## REQUEST
Reply with one number: the count of lines in the records below that hold "JSON".

[Entries with figure data]
╭──

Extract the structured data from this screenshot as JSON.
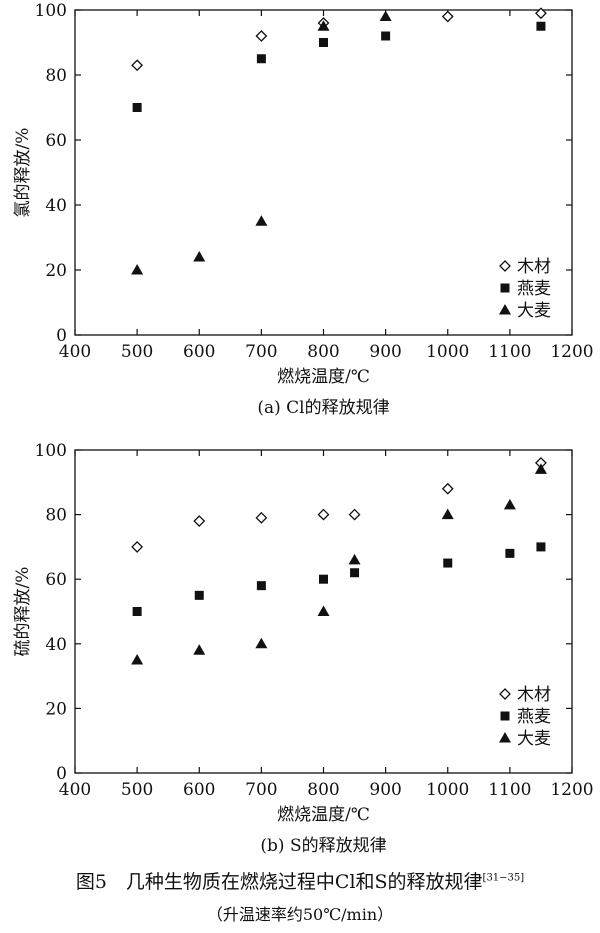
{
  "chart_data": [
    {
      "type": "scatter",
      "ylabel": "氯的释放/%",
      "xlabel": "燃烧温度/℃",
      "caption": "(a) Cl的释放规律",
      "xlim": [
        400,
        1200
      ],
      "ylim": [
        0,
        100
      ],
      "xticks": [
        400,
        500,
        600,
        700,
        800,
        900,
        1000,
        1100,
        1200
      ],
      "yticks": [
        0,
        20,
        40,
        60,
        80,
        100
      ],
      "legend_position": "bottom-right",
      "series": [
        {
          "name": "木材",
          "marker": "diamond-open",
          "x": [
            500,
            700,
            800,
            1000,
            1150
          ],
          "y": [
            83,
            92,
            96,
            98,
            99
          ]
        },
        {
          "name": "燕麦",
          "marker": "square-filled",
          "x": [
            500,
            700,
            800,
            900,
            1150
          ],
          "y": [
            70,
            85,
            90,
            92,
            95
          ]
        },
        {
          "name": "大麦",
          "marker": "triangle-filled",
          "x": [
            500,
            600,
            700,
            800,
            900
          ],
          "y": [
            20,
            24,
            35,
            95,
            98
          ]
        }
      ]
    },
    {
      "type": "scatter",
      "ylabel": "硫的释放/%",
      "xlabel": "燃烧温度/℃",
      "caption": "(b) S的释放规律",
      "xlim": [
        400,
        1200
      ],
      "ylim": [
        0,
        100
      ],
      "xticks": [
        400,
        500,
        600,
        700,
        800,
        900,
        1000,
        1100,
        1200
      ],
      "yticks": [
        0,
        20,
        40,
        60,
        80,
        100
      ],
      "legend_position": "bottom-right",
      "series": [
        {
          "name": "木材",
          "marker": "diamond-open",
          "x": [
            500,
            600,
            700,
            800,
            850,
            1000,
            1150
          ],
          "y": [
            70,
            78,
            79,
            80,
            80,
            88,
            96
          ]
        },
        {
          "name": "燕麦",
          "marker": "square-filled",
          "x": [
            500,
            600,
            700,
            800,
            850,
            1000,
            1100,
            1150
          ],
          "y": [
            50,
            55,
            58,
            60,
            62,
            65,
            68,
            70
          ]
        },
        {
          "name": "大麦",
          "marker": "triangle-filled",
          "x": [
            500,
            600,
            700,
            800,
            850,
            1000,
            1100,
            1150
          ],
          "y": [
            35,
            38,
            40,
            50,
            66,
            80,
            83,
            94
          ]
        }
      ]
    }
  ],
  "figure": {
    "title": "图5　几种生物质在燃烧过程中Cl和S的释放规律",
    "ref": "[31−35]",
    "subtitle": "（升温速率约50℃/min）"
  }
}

╰──
╭──

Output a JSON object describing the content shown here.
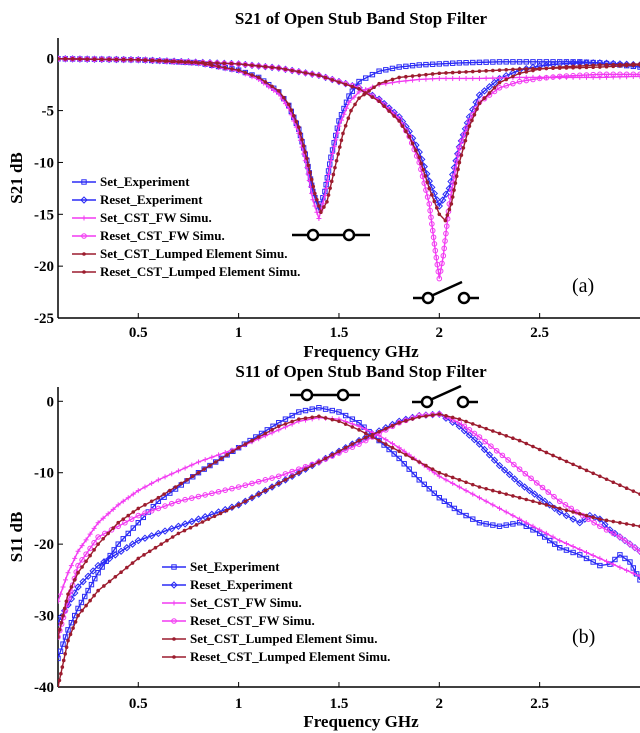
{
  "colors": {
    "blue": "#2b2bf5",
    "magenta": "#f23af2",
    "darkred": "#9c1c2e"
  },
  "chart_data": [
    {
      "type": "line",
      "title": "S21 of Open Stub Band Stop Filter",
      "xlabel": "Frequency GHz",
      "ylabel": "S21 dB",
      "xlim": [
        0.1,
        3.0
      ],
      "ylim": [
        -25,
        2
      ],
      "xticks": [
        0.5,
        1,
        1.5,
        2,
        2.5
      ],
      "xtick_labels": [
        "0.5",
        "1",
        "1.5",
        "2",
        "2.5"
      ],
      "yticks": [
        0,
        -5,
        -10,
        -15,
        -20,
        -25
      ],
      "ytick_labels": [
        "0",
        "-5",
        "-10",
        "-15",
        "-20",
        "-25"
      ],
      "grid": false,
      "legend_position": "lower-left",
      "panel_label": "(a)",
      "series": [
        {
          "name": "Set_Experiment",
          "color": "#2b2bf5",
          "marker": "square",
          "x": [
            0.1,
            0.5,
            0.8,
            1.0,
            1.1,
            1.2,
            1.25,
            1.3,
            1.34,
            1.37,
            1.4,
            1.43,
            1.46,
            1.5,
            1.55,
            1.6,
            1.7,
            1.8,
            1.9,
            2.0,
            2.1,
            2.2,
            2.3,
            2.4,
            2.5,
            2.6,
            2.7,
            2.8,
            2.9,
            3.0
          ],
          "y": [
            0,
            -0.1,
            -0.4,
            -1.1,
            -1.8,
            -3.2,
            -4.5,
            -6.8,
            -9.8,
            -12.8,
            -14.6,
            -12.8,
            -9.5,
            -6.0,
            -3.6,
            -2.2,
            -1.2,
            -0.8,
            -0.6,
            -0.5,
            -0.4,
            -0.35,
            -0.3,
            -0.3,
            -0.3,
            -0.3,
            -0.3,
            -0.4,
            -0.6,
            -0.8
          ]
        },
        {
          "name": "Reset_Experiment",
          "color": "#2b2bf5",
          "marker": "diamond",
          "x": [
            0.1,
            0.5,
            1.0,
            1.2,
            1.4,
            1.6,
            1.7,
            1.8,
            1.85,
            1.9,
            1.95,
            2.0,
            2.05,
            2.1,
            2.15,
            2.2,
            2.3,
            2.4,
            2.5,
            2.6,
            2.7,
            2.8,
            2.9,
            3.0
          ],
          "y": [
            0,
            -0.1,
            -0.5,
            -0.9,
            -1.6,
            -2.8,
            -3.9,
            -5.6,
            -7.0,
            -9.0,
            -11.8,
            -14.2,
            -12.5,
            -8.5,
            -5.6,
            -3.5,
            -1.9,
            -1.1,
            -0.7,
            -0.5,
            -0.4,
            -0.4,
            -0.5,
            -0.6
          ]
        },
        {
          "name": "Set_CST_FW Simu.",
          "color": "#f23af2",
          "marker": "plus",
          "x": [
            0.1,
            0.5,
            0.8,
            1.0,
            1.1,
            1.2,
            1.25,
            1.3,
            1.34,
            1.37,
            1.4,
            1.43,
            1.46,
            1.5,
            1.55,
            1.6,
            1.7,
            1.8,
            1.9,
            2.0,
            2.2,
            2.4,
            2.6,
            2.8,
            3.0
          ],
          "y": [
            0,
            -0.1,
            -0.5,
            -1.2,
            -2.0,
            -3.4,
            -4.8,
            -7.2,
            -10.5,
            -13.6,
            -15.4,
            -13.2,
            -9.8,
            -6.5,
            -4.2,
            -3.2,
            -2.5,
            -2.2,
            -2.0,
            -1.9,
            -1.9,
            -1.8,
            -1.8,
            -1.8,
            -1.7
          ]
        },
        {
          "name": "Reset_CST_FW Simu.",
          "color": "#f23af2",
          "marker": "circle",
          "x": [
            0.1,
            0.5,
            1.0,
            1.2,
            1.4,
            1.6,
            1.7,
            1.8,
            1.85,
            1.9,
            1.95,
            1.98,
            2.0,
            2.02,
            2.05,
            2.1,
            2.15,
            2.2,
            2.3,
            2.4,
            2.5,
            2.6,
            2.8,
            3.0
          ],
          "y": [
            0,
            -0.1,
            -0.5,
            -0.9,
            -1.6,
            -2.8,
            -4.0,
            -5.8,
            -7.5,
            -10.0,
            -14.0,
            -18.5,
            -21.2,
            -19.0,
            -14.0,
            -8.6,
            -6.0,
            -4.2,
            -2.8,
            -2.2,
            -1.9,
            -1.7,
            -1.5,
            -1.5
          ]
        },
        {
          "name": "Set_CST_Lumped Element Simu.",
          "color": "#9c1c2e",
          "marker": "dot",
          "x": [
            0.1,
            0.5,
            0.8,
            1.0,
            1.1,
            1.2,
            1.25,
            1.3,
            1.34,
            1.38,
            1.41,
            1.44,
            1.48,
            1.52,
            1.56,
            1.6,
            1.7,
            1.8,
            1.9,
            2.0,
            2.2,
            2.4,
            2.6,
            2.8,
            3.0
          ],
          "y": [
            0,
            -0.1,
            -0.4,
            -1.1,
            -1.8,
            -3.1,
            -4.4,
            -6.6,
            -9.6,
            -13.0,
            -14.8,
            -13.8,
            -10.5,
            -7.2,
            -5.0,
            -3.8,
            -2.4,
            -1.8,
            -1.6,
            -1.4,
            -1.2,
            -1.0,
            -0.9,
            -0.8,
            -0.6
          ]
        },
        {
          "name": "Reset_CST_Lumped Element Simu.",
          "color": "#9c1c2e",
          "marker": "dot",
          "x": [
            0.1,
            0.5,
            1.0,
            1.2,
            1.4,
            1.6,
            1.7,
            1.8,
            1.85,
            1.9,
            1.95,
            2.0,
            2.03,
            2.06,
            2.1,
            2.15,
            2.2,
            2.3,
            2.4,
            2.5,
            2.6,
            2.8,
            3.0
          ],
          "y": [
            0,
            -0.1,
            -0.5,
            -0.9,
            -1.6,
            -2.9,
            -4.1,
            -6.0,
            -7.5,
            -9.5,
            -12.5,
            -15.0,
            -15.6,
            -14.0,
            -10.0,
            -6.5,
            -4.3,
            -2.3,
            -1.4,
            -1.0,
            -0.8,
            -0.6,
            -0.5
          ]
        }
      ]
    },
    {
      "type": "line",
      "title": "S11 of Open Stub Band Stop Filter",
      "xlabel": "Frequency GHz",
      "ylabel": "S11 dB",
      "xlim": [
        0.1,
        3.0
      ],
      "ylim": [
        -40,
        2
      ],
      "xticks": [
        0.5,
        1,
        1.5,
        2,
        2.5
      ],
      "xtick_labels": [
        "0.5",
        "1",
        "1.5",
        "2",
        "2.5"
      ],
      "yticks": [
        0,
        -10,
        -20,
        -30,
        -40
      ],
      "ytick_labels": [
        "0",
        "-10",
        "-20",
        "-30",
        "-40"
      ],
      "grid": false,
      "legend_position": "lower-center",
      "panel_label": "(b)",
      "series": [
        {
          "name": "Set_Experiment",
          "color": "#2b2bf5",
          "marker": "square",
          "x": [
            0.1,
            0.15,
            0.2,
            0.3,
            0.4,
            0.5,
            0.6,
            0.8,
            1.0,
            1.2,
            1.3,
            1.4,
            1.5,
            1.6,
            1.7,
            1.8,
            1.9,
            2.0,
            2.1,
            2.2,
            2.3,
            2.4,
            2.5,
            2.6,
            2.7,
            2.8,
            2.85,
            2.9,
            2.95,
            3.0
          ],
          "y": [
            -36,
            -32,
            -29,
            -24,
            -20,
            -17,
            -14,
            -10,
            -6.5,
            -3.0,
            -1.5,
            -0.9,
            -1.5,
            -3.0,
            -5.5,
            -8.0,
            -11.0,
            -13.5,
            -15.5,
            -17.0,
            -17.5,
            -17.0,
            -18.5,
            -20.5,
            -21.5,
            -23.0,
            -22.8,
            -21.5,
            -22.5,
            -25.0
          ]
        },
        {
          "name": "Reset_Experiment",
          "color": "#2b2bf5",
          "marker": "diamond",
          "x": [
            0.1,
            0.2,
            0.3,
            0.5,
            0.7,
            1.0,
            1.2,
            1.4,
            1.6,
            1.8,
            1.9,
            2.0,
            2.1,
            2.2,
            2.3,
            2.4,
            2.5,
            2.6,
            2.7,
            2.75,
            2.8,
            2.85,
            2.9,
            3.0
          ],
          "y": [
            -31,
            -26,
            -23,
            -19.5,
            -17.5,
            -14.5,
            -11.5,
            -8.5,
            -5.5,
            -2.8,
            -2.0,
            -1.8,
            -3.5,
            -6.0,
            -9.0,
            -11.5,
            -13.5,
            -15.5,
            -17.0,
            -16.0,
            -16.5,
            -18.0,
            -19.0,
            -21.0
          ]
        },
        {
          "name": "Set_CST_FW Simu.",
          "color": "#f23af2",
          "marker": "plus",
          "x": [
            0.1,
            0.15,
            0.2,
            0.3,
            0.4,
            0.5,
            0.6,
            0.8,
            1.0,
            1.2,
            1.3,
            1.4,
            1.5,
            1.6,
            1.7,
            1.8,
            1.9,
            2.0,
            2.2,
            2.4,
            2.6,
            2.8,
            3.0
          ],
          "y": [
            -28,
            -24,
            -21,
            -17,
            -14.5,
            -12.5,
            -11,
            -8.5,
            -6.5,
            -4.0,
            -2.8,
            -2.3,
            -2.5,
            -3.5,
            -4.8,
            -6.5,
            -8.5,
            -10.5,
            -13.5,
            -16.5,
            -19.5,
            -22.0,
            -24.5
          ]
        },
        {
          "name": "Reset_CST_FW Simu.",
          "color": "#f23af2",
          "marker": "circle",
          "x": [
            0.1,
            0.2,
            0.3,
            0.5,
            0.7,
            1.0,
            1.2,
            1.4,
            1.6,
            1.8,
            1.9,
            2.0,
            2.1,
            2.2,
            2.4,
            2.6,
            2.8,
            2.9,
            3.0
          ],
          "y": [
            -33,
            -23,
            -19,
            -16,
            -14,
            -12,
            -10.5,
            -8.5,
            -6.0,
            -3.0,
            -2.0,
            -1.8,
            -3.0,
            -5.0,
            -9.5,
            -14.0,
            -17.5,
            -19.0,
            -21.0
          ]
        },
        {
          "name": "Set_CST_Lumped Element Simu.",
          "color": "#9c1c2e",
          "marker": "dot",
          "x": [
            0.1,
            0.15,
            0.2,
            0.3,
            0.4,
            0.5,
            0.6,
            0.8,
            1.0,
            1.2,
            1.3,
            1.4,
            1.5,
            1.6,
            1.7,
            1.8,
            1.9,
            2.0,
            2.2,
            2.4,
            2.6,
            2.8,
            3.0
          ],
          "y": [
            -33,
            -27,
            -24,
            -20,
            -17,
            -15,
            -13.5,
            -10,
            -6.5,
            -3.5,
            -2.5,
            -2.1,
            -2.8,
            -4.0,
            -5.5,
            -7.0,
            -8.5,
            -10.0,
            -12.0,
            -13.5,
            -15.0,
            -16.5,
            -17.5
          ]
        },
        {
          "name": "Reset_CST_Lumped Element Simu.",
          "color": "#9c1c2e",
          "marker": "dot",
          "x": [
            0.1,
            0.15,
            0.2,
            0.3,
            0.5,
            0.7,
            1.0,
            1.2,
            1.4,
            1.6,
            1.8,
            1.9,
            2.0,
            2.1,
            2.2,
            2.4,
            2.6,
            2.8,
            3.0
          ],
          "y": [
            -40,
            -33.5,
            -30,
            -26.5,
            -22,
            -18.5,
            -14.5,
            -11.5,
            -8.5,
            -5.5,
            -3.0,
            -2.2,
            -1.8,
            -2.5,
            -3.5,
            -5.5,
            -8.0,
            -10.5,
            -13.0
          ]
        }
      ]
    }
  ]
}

╰──
╭──

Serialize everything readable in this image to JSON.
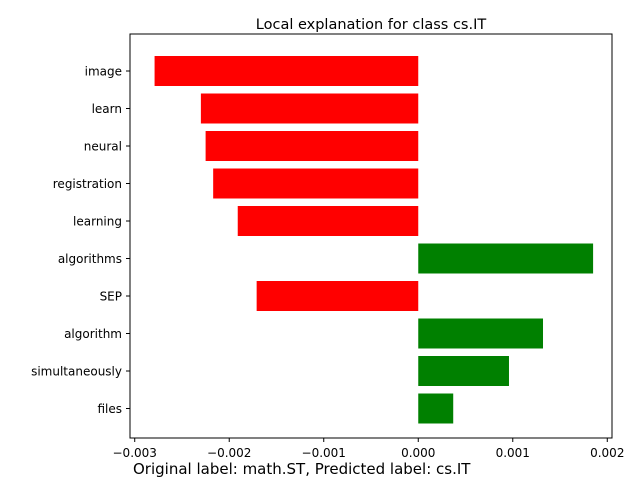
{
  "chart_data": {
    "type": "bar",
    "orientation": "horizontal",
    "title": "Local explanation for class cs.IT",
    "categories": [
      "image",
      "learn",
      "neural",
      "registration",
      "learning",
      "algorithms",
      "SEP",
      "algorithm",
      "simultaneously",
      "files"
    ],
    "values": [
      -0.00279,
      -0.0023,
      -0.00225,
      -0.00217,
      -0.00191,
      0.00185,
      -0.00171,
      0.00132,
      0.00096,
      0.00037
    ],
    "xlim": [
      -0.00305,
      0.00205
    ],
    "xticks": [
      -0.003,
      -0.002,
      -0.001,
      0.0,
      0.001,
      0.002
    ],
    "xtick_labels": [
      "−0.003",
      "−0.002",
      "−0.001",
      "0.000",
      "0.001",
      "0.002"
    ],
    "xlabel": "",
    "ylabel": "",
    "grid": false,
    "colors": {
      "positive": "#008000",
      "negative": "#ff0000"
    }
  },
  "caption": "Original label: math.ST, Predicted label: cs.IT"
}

╰──

## CORRECT RESPONSE
3